Start of STORED ROWS

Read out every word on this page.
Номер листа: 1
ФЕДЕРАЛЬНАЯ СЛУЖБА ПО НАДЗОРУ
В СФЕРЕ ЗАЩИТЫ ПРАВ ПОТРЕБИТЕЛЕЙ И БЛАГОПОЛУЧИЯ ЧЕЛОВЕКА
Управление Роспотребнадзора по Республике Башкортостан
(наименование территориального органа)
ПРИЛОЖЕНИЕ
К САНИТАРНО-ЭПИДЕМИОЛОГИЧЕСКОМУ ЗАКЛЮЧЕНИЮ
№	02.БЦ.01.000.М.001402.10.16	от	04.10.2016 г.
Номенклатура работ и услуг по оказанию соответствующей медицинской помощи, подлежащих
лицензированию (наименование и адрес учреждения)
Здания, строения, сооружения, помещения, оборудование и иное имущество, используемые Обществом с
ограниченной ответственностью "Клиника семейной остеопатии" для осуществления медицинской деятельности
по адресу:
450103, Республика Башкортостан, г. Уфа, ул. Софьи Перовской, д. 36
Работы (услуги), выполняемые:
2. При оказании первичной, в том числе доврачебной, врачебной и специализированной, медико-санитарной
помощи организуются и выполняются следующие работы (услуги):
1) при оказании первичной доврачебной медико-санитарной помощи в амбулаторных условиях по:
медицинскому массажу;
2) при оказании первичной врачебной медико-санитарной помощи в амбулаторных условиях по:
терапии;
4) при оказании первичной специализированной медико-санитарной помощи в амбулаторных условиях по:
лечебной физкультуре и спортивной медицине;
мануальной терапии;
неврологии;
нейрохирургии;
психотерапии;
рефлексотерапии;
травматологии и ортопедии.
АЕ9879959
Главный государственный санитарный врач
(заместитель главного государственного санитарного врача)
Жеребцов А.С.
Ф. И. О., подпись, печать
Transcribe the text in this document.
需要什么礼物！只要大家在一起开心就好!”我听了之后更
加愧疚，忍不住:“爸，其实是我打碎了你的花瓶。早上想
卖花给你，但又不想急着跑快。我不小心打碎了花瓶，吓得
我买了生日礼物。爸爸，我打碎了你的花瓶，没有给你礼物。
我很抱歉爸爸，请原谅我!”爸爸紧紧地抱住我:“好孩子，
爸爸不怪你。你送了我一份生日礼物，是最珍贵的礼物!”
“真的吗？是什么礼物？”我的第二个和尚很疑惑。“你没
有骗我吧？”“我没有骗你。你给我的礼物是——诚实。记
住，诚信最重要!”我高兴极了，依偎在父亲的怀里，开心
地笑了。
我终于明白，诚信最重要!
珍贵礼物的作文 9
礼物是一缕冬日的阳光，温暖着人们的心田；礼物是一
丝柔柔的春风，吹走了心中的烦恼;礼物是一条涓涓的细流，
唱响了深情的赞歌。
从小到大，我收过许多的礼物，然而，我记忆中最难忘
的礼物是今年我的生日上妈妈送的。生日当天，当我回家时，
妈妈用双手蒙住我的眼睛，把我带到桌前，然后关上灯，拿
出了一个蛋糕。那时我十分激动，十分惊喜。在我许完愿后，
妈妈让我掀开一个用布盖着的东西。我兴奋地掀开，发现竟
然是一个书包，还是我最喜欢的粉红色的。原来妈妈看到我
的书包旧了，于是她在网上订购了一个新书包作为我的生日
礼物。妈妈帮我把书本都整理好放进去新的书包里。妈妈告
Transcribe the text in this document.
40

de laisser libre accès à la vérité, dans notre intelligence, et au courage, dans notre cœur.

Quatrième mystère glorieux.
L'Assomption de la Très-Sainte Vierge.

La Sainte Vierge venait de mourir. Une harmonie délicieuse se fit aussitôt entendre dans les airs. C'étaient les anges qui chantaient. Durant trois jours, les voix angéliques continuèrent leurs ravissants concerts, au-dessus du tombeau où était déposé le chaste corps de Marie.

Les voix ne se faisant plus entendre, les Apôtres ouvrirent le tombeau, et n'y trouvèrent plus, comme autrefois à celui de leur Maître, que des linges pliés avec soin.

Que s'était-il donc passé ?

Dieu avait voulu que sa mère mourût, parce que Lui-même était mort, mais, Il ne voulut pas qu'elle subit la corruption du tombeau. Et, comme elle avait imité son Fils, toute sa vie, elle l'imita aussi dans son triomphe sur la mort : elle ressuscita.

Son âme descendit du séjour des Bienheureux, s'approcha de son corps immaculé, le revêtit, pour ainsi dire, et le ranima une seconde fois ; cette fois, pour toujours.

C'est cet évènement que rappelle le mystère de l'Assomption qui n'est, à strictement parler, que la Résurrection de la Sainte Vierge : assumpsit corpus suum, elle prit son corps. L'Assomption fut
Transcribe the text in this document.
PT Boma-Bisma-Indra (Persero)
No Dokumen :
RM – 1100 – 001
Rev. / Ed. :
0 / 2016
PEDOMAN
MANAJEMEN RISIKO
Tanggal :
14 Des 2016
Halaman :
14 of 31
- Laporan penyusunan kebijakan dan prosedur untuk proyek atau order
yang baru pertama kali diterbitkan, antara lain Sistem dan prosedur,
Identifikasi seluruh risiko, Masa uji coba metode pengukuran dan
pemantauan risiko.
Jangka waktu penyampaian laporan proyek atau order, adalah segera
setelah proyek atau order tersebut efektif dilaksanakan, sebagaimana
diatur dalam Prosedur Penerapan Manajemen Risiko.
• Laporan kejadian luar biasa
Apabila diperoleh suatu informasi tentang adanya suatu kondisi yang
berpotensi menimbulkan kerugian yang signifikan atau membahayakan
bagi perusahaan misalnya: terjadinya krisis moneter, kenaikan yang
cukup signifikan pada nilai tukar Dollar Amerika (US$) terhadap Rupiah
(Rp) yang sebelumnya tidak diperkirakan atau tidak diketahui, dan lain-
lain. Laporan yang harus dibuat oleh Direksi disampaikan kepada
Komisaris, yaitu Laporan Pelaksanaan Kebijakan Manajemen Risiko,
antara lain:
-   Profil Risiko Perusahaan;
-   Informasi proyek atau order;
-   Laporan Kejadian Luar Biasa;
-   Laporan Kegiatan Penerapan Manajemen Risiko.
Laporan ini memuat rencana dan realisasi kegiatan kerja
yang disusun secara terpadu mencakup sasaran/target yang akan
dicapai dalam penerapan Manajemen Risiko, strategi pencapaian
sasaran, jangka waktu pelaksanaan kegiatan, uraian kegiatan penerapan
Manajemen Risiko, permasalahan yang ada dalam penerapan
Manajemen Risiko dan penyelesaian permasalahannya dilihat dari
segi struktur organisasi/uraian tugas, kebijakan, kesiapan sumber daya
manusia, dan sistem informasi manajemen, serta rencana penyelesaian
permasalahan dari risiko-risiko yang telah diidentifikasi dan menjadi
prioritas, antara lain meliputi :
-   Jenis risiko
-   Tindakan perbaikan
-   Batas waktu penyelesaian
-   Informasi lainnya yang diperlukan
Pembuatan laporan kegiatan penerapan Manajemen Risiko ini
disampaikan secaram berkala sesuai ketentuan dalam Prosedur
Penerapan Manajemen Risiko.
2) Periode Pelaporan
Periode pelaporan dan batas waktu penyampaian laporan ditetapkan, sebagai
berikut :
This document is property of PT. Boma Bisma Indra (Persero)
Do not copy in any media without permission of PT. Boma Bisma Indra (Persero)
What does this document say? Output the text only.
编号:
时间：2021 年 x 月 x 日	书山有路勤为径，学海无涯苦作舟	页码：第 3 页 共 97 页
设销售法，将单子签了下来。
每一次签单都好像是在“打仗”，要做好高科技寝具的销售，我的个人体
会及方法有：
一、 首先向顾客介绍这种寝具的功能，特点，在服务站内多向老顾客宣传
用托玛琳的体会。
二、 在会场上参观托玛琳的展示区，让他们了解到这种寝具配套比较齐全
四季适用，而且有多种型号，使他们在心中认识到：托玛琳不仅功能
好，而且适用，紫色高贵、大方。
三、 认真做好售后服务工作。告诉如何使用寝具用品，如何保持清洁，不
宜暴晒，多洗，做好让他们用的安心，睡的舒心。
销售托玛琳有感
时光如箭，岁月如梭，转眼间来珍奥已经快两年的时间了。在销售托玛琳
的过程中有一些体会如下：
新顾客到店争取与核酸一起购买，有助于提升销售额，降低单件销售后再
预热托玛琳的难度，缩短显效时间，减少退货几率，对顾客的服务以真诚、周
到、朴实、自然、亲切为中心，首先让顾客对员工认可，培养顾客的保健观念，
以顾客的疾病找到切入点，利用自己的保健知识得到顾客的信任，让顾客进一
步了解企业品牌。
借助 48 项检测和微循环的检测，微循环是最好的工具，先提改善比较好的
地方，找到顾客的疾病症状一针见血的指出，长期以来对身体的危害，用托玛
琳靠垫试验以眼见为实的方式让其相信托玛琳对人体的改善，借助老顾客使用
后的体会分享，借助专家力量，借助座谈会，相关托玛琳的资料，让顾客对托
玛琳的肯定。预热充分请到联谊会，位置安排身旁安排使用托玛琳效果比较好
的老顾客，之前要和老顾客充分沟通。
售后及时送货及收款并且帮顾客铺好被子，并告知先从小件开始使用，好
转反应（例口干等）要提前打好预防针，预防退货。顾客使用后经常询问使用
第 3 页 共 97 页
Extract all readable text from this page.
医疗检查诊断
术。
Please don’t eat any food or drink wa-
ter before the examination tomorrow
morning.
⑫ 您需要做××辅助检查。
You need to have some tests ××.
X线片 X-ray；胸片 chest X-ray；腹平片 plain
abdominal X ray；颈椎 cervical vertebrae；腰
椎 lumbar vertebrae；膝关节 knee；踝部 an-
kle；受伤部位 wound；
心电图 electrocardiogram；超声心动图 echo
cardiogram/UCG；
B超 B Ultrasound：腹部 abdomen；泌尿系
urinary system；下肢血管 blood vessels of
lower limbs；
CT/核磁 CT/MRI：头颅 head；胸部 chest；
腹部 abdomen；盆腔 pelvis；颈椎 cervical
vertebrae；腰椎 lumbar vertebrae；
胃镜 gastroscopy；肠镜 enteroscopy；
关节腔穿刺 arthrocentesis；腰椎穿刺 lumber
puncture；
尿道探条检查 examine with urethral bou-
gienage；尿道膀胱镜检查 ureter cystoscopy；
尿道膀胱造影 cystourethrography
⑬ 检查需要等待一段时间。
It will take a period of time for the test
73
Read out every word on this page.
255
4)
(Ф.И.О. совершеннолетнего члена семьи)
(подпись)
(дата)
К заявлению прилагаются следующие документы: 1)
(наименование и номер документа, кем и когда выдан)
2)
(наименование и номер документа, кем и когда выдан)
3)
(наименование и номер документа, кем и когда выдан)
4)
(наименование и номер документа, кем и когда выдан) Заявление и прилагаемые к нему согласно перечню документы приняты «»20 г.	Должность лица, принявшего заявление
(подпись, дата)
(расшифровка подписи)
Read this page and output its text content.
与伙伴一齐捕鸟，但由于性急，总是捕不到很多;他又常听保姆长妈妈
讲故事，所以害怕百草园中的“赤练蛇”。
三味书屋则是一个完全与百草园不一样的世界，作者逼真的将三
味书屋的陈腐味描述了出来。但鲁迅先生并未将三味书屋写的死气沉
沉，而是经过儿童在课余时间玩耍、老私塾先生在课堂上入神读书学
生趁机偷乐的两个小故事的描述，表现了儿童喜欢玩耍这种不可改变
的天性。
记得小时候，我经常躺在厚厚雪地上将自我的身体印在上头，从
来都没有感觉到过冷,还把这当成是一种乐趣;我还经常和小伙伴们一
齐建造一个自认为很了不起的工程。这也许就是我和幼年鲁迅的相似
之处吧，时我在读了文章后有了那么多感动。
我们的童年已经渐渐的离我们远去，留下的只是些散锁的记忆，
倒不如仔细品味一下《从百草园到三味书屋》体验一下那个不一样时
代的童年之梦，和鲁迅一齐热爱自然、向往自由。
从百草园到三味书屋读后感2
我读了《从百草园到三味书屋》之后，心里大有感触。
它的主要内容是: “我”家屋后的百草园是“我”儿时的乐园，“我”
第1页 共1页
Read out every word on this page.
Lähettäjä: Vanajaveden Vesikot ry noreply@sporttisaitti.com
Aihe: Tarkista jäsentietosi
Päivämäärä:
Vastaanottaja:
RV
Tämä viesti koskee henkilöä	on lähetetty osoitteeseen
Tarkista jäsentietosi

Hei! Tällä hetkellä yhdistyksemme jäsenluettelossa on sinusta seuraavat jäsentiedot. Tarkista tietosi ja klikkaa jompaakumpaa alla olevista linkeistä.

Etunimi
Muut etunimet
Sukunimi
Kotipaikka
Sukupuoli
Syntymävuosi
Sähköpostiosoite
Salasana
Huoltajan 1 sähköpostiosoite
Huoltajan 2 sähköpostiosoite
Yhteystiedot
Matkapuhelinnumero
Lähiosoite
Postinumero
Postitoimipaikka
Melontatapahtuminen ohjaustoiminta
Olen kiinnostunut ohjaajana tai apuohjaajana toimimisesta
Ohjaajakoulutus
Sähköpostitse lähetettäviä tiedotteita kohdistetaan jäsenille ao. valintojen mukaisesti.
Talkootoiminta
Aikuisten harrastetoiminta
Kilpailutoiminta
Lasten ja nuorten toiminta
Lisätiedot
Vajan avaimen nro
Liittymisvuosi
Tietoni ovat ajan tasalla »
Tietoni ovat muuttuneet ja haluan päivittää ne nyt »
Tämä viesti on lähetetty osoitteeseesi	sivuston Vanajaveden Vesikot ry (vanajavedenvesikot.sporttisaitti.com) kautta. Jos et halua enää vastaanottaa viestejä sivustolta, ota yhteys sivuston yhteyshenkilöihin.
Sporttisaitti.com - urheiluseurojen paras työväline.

End of STORED ROWS

| GIVEN EXERCISE |
Reply with the number of lines in the data that include the string "условиях" and nothing else.

| SOLVED EXERCISE |
3